--- EXTRACT TO READ ---
— Begin —

# using leaves for bedding in chicken coop



## jwal10 (Jun 5, 2010)

Any body do it? Would you shred them first?....James


----------



## Roboat (Aug 24, 2008)

weve used them once in awhile...shred them first for sure! they dont absorb much so the coop needs to be cleaned more often but they work fairly well.


----------



## Firefly (Dec 7, 2005)

I'm doing it now. I shredded them with the lawn mower, using the bagger which made clearing up leaves SO much easier than raking! When everything got too thick I put it in the garden to prep for spring. The birds seem happy with them but they're so fluffy sometimes eggs are hidden, which is a problem with ducks b/c they lay them all around the floor.


----------



## Dead Rabbit (Oct 30, 2010)

if not shredded, they will just sit there and make a big mess. manure will build up on top, the hens wont scratch them around to enuff to keep them well mixeed.


----------



## Caprice Acres (Mar 6, 2005)

I've given up on everything that isn't either the bagged paper bedding or pine shavings. The paper bedding ISN'T shreds, but little chunks of phone book material. Both it and the pine shavings work KINDA like kitty litter - clumps around the poo and moves well, so hens will scratch in it and actually keep the coop much cleaner because of it. I've tried straw, hay, regular paper SHREDS, and leaves. Hated all of it.


----------



## jwal10 (Jun 5, 2010)

I used my old lawn mower and bagger, put the leaves in one of my covered compost bins. Mostly maple leaves. They are very dry. I clean under the roost once a month or so depending on how wet it gets. I push the coop bedding under the roost and rebed the rest of the coop. I used half shredded straw and half leaves this time, just wondered how plain leaves would work. Normally I don't need a lot of absorption. They didn't work as well for goat bedding as I thought, even mixed half and half with straw. Oh well they will make compost....James


----------



## suelandress (May 10, 2002)

I use shredded leaves inside my coop, along with hay, straw, chopped wild barley and millet weed. In the outside covered run, i use the leaves whole, as they tend to keep some of the ground from freezing so the girls can scratch.


----------



## Dead Rabbit (Oct 30, 2010)

mygoat said:


> I've given up on everything that isn't either the bagged paper bedding or pine shavings. The paper bedding ISN'T shreds, but little chunks of phone book material. Both it and the pine shavings work KINDA like kitty litter - clumps around the poo and moves well, so hens will scratch in it and actually keep the coop much cleaner because of it. I've tried straw, hay, regular paper SHREDS, and leaves. Hated all of it.



where do you get this shredded phone book material?


----------



## marytx (Dec 4, 2002)

Seems to me when we tried leaves, years ago, they were too slick. Maybe shredding would have helped.

I don't use litter now, but I live in the South. I need to see where I'm putting my feet. (Snakes hide under litter.)


----------



## Caprice Acres (Mar 6, 2005)

Dead Rabbit said:


> where do you get this shredded phone book material?


I've had to find a local dealer. She's a woman who goes to horse shows all the time and has a booth on the side with equipment. She's just a dealer... I THINK it's a national brand though so perhaps you could get it as well. I'm REALLY loving it, though. Better than shavings, IMO.

— End —

--- TASK MATERIAL ---
— Begin —

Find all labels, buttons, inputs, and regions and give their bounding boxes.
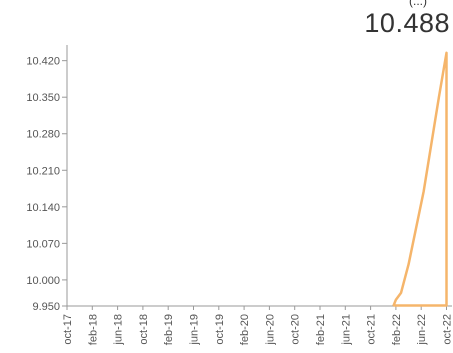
y-tick-label: 9.950 (32, 301, 60, 313)
x-tick-label: feb-22 (391, 314, 403, 345)
y-tick-label: 10.000 (26, 275, 60, 287)
x-tick-label: feb-21 (315, 314, 327, 345)
x-tick-label: oct-21 (366, 314, 378, 345)
x-tick-label: oct-20 (290, 314, 302, 345)
x-tick-label: jun-18 (113, 314, 125, 346)
y-tick-label: 10.070 (26, 238, 60, 250)
x-tick-label: jun-21 (340, 314, 352, 346)
x-tick-label: jun-20 (264, 314, 276, 346)
x-tick-label: oct-17 (62, 314, 74, 345)
y-tick-label: 10.280 (26, 129, 60, 141)
y-tick-label: 10.140 (26, 202, 60, 214)
x-tick-label: feb-18 (87, 314, 99, 345)
x-tick-label: feb-19 (163, 314, 175, 345)
y-tick-label: 10.210 (26, 165, 60, 177)
series-line (392, 51, 448, 307)
y-tick-label: 10.350 (26, 92, 60, 104)
top-partial-label: (...) (409, 0, 427, 8)
x-tick-label: oct-19 (214, 314, 226, 345)
x-tick-label: jun-22 (416, 314, 428, 346)
x-tick-label: oct-18 (138, 314, 150, 345)
x-tick-label: oct-22 (442, 314, 453, 345)
y-tick-label: 10.420 (26, 56, 60, 68)
current-value-label: 10.488 (364, 8, 450, 38)
x-tick-label: feb-20 (239, 314, 251, 345)
x-tick-label: jun-19 (189, 314, 201, 346)
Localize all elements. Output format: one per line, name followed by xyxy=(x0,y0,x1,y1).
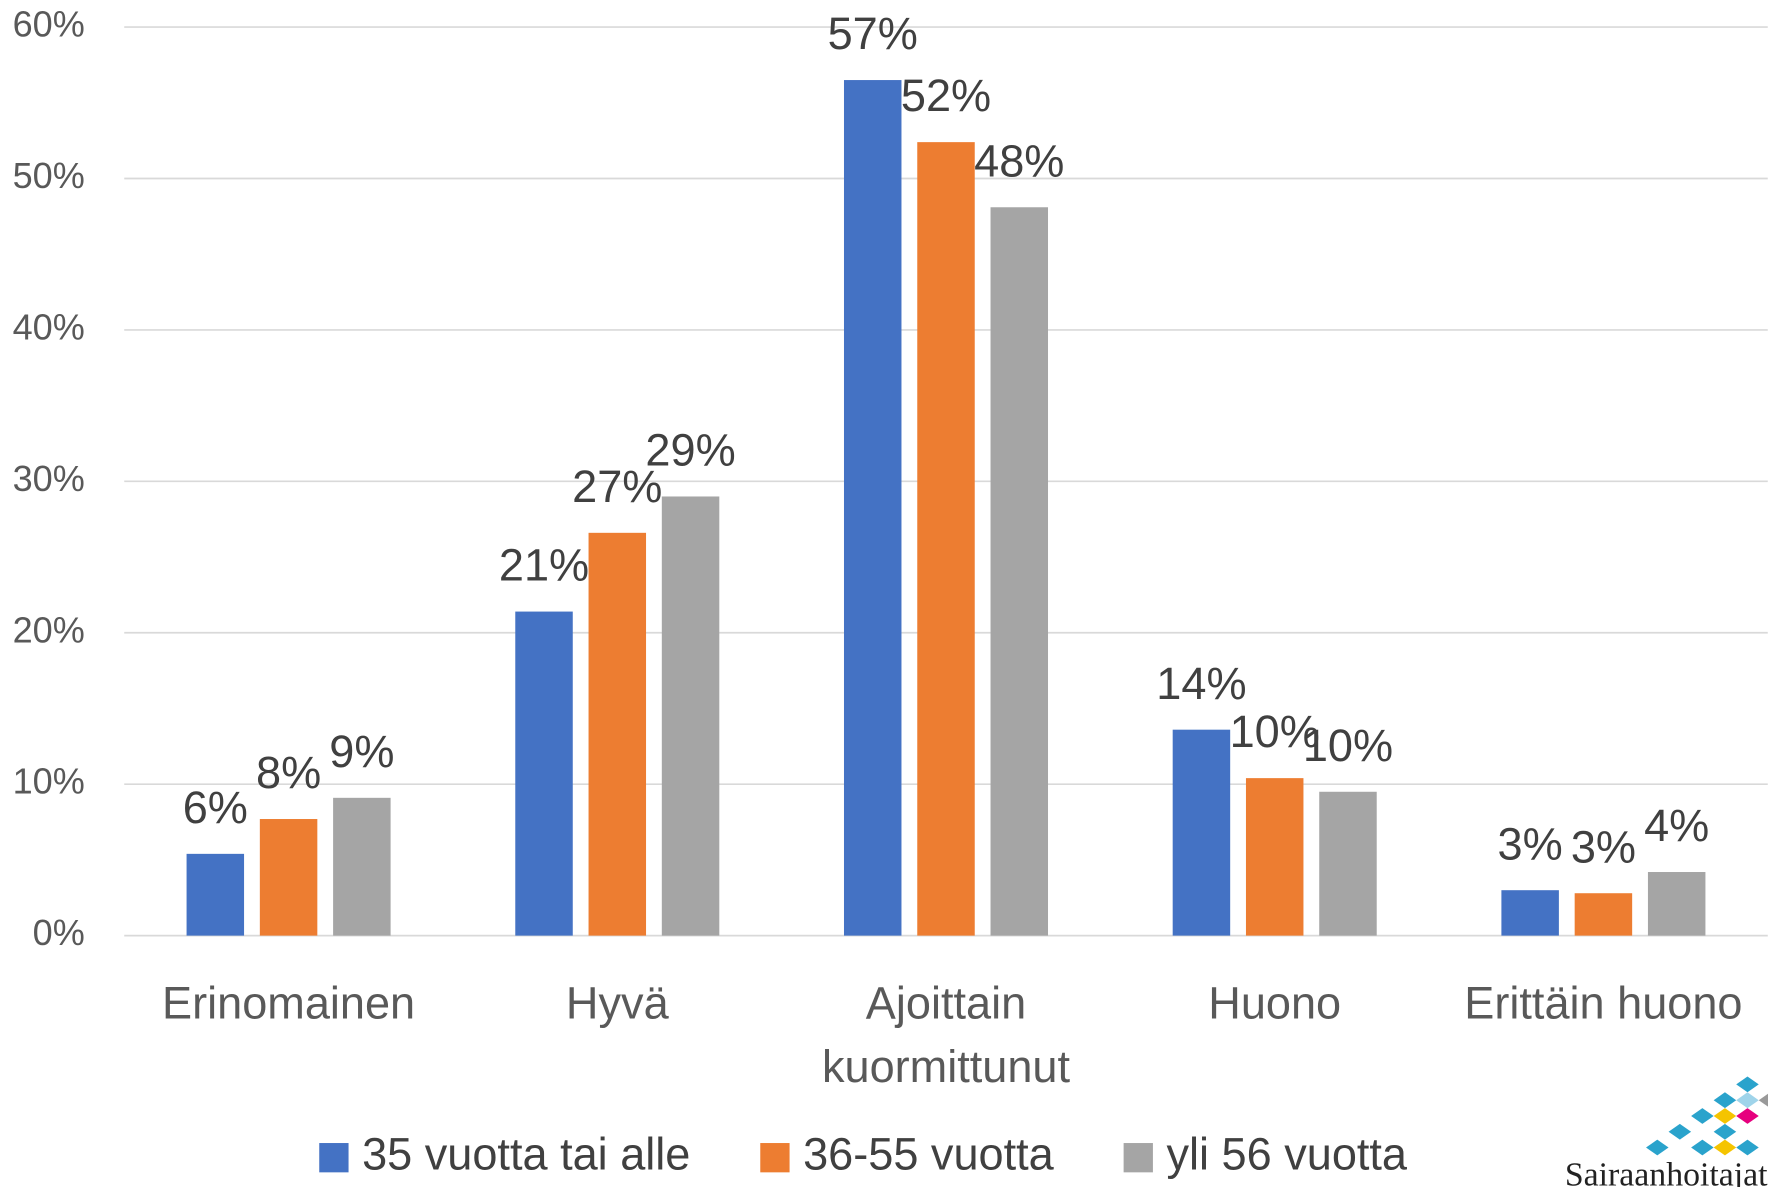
bar xyxy=(588,532,647,936)
bar xyxy=(843,80,902,936)
y-tick-label: 20% xyxy=(13,609,85,650)
x-tick-label: Hyvä xyxy=(566,978,670,1029)
data-label: 3% xyxy=(1498,818,1563,869)
y-tick-label: 0% xyxy=(33,912,85,953)
bar xyxy=(1501,890,1559,936)
data-label: 52% xyxy=(901,70,991,121)
bar xyxy=(515,611,573,936)
data-label: 57% xyxy=(828,8,918,59)
x-tick-label: Erinomainen xyxy=(162,978,415,1029)
legend-swatch xyxy=(760,1143,790,1173)
bar xyxy=(1172,729,1231,936)
x-tick-label: Ajoittain kuormittunut xyxy=(822,978,1071,1092)
y-tick-label: 30% xyxy=(13,458,85,499)
data-label: 48% xyxy=(974,135,1064,186)
data-label: 21% xyxy=(499,540,589,591)
legend-swatch xyxy=(1123,1143,1153,1173)
bar xyxy=(1574,893,1633,936)
logo-text: Sairaanhoitajat xyxy=(1565,1157,1768,1187)
data-label: 27% xyxy=(572,461,662,512)
data-label: 14% xyxy=(1156,658,1246,709)
data-label: 6% xyxy=(183,782,248,833)
data-label: 9% xyxy=(329,726,394,777)
data-label: 29% xyxy=(645,425,735,476)
legend-swatch xyxy=(319,1143,349,1173)
bar xyxy=(1245,778,1304,936)
y-tick-label: 50% xyxy=(13,155,85,196)
x-tick-label: Erittäin huono xyxy=(1464,978,1742,1029)
bar xyxy=(917,142,975,936)
data-label: 8% xyxy=(256,747,321,798)
legend-label: yli 56 vuotta xyxy=(1166,1129,1407,1180)
bar xyxy=(1319,791,1377,936)
bar xyxy=(990,207,1049,936)
data-label: 3% xyxy=(1571,821,1636,872)
data-label: 10% xyxy=(1303,720,1393,771)
x-tick-label: Huono xyxy=(1208,978,1341,1029)
data-label: 10% xyxy=(1230,706,1320,757)
bar xyxy=(661,496,720,936)
bar xyxy=(333,797,391,936)
data-label: 4% xyxy=(1644,800,1709,851)
logo: Sairaanhoitajat xyxy=(1565,1076,1768,1192)
bar xyxy=(186,853,245,936)
bar xyxy=(1647,872,1706,936)
bar xyxy=(259,819,318,936)
y-tick-label: 10% xyxy=(13,761,85,802)
legend-label: 35 vuotta tai alle xyxy=(362,1129,690,1180)
y-tick-label: 60% xyxy=(13,4,85,45)
legend-label: 36-55 vuotta xyxy=(803,1129,1055,1180)
y-tick-label: 40% xyxy=(13,306,85,347)
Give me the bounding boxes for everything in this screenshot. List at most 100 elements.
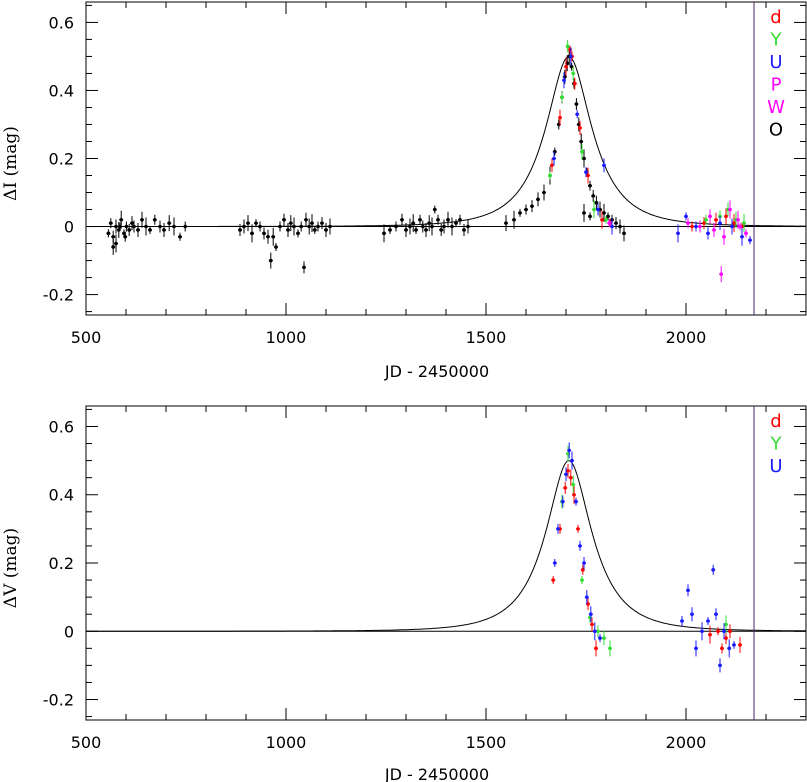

— End —

--- EXERCISE TASKS ---
A: Please say whether each statement agrees with the chicken coop bedding thread: (i) Roboat reports that leaves absorb a lot of moisture; (ii) Firefly shredded the leaves with a lawn mower; (iii) suelandress puts whole leaves in the outside covered run. For each, answer yes or no and quote the deciding words of the thread.
B: In the listing, switch "data-label" to "value-label" in the part that opens with the line containing "bar xyxy=(588,532,647,936)" and closes with the line containing "bar xyxy=(1574,893,1633,936)". Return only those lines, with everything else unchanged.

--- THE ANSWERS ---
A:
(i) No: "they dont absorb much so the coop needs to be cleaned more often"
(ii) Yes: "I shredded them with the lawn mower"
(iii) Yes: "In the outside covered run, i use the leaves whole"

B:
bar xyxy=(588,532,647,936)
bar xyxy=(843,80,902,936)
y-tick-label: 20% xyxy=(13,609,85,650)
x-tick-label: Hyvä xyxy=(566,978,670,1029)
value-label: 3% xyxy=(1498,818,1563,869)
y-tick-label: 0% xyxy=(33,912,85,953)
bar xyxy=(1501,890,1559,936)
value-label: 52% xyxy=(901,70,991,121)
bar xyxy=(515,611,573,936)
value-label: 57% xyxy=(828,8,918,59)
x-tick-label: Erinomainen xyxy=(162,978,415,1029)
legend-swatch xyxy=(760,1143,790,1173)
bar xyxy=(1172,729,1231,936)
x-tick-label: Ajoittain kuormittunut xyxy=(822,978,1071,1092)
y-tick-label: 30% xyxy=(13,458,85,499)
value-label: 48% xyxy=(974,135,1064,186)
value-label: 21% xyxy=(499,540,589,591)
legend-swatch xyxy=(1123,1143,1153,1173)
bar xyxy=(1574,893,1633,936)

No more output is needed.